Data for this exercise:
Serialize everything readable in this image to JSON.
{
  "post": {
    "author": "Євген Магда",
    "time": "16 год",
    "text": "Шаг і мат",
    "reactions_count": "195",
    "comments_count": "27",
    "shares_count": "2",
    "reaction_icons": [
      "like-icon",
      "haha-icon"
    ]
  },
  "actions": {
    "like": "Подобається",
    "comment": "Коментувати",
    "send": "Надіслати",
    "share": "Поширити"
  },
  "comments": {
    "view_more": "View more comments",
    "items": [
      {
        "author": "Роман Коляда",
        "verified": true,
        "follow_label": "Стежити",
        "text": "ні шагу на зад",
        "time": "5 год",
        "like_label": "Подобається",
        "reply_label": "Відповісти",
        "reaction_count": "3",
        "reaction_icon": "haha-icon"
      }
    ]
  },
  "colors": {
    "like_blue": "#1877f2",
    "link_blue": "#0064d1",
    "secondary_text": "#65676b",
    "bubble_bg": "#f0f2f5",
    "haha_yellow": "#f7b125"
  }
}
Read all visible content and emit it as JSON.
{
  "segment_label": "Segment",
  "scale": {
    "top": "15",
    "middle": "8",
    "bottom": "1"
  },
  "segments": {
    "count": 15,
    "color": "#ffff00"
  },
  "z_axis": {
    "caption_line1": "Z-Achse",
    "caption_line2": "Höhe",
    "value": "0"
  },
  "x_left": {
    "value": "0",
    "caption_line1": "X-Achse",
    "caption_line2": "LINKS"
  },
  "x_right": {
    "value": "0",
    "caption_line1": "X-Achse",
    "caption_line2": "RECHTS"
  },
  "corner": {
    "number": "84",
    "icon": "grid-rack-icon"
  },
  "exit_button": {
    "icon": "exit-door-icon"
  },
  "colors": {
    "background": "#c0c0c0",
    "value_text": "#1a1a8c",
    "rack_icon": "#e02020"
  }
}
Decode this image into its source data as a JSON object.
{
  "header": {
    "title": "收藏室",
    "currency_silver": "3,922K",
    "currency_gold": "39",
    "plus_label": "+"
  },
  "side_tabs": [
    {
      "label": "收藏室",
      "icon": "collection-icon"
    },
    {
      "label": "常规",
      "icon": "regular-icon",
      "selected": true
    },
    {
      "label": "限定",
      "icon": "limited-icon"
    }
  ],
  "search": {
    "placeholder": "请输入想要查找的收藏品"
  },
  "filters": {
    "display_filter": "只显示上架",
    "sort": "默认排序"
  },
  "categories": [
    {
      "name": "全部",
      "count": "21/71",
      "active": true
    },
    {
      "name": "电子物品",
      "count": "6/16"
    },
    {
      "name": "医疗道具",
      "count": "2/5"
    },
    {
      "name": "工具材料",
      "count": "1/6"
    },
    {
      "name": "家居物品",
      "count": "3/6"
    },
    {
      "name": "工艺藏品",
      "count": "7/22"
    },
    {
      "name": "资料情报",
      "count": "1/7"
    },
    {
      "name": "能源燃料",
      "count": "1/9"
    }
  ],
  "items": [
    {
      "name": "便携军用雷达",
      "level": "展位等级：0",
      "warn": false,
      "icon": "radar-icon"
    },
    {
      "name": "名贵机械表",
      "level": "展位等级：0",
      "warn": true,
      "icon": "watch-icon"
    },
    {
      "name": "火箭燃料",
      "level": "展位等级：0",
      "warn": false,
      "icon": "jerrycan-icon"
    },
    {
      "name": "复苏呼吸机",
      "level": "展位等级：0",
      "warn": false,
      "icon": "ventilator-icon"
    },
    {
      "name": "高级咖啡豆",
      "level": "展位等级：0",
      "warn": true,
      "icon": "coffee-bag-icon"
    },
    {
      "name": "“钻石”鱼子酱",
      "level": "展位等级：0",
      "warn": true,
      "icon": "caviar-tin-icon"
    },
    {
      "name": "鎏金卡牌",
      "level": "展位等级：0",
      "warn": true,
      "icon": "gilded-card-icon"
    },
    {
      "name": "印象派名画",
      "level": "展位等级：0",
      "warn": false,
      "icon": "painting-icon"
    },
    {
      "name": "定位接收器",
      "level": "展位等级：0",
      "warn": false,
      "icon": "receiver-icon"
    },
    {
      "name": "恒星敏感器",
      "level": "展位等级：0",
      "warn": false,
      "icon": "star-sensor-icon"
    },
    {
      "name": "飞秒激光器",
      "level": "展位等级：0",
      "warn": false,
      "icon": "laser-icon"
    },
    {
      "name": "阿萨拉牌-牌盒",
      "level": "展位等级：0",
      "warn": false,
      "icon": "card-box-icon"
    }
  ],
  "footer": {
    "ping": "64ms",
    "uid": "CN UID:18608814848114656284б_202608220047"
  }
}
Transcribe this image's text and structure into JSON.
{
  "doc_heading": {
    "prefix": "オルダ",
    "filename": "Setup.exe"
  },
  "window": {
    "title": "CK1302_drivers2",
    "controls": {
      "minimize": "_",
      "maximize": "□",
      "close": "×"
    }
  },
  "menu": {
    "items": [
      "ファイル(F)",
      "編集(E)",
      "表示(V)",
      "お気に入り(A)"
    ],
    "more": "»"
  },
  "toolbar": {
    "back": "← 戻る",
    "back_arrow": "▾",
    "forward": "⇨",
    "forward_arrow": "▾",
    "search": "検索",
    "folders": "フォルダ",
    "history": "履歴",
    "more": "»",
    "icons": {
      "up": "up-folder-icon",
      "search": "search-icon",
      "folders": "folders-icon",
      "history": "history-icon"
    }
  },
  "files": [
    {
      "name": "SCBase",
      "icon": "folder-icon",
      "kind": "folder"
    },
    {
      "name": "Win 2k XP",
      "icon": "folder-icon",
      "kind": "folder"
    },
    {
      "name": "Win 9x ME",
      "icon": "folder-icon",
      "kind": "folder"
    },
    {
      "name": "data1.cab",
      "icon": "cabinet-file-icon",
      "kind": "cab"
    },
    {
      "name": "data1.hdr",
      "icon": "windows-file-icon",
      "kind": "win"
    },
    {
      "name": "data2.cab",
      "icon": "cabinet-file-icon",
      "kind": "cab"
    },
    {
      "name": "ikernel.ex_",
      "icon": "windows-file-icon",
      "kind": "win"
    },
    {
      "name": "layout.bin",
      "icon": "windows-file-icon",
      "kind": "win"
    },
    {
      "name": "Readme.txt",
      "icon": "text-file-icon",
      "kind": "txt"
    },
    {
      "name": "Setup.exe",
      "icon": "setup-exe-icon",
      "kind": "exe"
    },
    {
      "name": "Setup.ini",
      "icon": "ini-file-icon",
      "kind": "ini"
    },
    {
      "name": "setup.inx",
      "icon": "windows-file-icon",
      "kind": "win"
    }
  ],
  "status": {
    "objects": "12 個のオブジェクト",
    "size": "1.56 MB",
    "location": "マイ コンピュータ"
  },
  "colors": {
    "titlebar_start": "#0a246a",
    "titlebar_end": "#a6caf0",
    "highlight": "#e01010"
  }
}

Written instruction: Please give back all of the records exactly as written.

Output of the task:
Serialize everything readable in this image to JSON.
{
  "post": {
    "author": "Євген Магда",
    "time": "16 год",
    "text": "Шаг і мат",
    "reactions_count": "195",
    "comments_count": "27",
    "shares_count": "2",
    "reaction_icons": [
      "like-icon",
      "haha-icon"
    ]
  },
  "actions": {
    "like": "Подобається",
    "comment": "Коментувати",
    "send": "Надіслати",
    "share": "Поширити"
  },
  "comments": {
    "view_more": "View more comments",
    "items": [
      {
        "author": "Роман Коляда",
        "verified": true,
        "follow_label": "Стежити",
        "text": "ні шагу на зад",
        "time": "5 год",
        "like_label": "Подобається",
        "reply_label": "Відповісти",
        "reaction_count": "3",
        "reaction_icon": "haha-icon"
      }
    ]
  },
  "colors": {
    "like_blue": "#1877f2",
    "link_blue": "#0064d1",
    "secondary_text": "#65676b",
    "bubble_bg": "#f0f2f5",
    "haha_yellow": "#f7b125"
  }
}
Read all visible content and emit it as JSON.
{
  "segment_label": "Segment",
  "scale": {
    "top": "15",
    "middle": "8",
    "bottom": "1"
  },
  "segments": {
    "count": 15,
    "color": "#ffff00"
  },
  "z_axis": {
    "caption_line1": "Z-Achse",
    "caption_line2": "Höhe",
    "value": "0"
  },
  "x_left": {
    "value": "0",
    "caption_line1": "X-Achse",
    "caption_line2": "LINKS"
  },
  "x_right": {
    "value": "0",
    "caption_line1": "X-Achse",
    "caption_line2": "RECHTS"
  },
  "corner": {
    "number": "84",
    "icon": "grid-rack-icon"
  },
  "exit_button": {
    "icon": "exit-door-icon"
  },
  "colors": {
    "background": "#c0c0c0",
    "value_text": "#1a1a8c",
    "rack_icon": "#e02020"
  }
}
Decode this image into its source data as a JSON object.
{
  "header": {
    "title": "收藏室",
    "currency_silver": "3,922K",
    "currency_gold": "39",
    "plus_label": "+"
  },
  "side_tabs": [
    {
      "label": "收藏室",
      "icon": "collection-icon"
    },
    {
      "label": "常规",
      "icon": "regular-icon",
      "selected": true
    },
    {
      "label": "限定",
      "icon": "limited-icon"
    }
  ],
  "search": {
    "placeholder": "请输入想要查找的收藏品"
  },
  "filters": {
    "display_filter": "只显示上架",
    "sort": "默认排序"
  },
  "categories": [
    {
      "name": "全部",
      "count": "21/71",
      "active": true
    },
    {
      "name": "电子物品",
      "count": "6/16"
    },
    {
      "name": "医疗道具",
      "count": "2/5"
    },
    {
      "name": "工具材料",
      "count": "1/6"
    },
    {
      "name": "家居物品",
      "count": "3/6"
    },
    {
      "name": "工艺藏品",
      "count": "7/22"
    },
    {
      "name": "资料情报",
      "count": "1/7"
    },
    {
      "name": "能源燃料",
      "count": "1/9"
    }
  ],
  "items": [
    {
      "name": "便携军用雷达",
      "level": "展位等级：0",
      "warn": false,
      "icon": "radar-icon"
    },
    {
      "name": "名贵机械表",
      "level": "展位等级：0",
      "warn": true,
      "icon": "watch-icon"
    },
    {
      "name": "火箭燃料",
      "level": "展位等级：0",
      "warn": false,
      "icon": "jerrycan-icon"
    },
    {
      "name": "复苏呼吸机",
      "level": "展位等级：0",
      "warn": false,
      "icon": "ventilator-icon"
    },
    {
      "name": "高级咖啡豆",
      "level": "展位等级：0",
      "warn": true,
      "icon": "coffee-bag-icon"
    },
    {
      "name": "“钻石”鱼子酱",
      "level": "展位等级：0",
      "warn": true,
      "icon": "caviar-tin-icon"
    },
    {
      "name": "鎏金卡牌",
      "level": "展位等级：0",
      "warn": true,
      "icon": "gilded-card-icon"
    },
    {
      "name": "印象派名画",
      "level": "展位等级：0",
      "warn": false,
      "icon": "painting-icon"
    },
    {
      "name": "定位接收器",
      "level": "展位等级：0",
      "warn": false,
      "icon": "receiver-icon"
    },
    {
      "name": "恒星敏感器",
      "level": "展位等级：0",
      "warn": false,
      "icon": "star-sensor-icon"
    },
    {
      "name": "飞秒激光器",
      "level": "展位等级：0",
      "warn": false,
      "icon": "laser-icon"
    },
    {
      "name": "阿萨拉牌-牌盒",
      "level": "展位等级：0",
      "warn": false,
      "icon": "card-box-icon"
    }
  ],
  "footer": {
    "ping": "64ms",
    "uid": "CN UID:18608814848114656284б_202608220047"
  }
}
Transcribe this image's text and structure into JSON.
{
  "doc_heading": {
    "prefix": "オルダ",
    "filename": "Setup.exe"
  },
  "window": {
    "title": "CK1302_drivers2",
    "controls": {
      "minimize": "_",
      "maximize": "□",
      "close": "×"
    }
  },
  "menu": {
    "items": [
      "ファイル(F)",
      "編集(E)",
      "表示(V)",
      "お気に入り(A)"
    ],
    "more": "»"
  },
  "toolbar": {
    "back": "← 戻る",
    "back_arrow": "▾",
    "forward": "⇨",
    "forward_arrow": "▾",
    "search": "検索",
    "folders": "フォルダ",
    "history": "履歴",
    "more": "»",
    "icons": {
      "up": "up-folder-icon",
      "search": "search-icon",
      "folders": "folders-icon",
      "history": "history-icon"
    }
  },
  "files": [
    {
      "name": "SCBase",
      "icon": "folder-icon",
      "kind": "folder"
    },
    {
      "name": "Win 2k XP",
      "icon": "folder-icon",
      "kind": "folder"
    },
    {
      "name": "Win 9x ME",
      "icon": "folder-icon",
      "kind": "folder"
    },
    {
      "name": "data1.cab",
      "icon": "cabinet-file-icon",
      "kind": "cab"
    },
    {
      "name": "data1.hdr",
      "icon": "windows-file-icon",
      "kind": "win"
    },
    {
      "name": "data2.cab",
      "icon": "cabinet-file-icon",
      "kind": "cab"
    },
    {
      "name": "ikernel.ex_",
      "icon": "windows-file-icon",
      "kind": "win"
    },
    {
      "name": "layout.bin",
      "icon": "windows-file-icon",
      "kind": "win"
    },
    {
      "name": "Readme.txt",
      "icon": "text-file-icon",
      "kind": "txt"
    },
    {
      "name": "Setup.exe",
      "icon": "setup-exe-icon",
      "kind": "exe"
    },
    {
      "name": "Setup.ini",
      "icon": "ini-file-icon",
      "kind": "ini"
    },
    {
      "name": "setup.inx",
      "icon": "windows-file-icon",
      "kind": "win"
    }
  ],
  "status": {
    "objects": "12 個のオブジェクト",
    "size": "1.56 MB",
    "location": "マイ コンピュータ"
  },
  "colors": {
    "titlebar_start": "#0a246a",
    "titlebar_end": "#a6caf0",
    "highlight": "#e01010"
  }
}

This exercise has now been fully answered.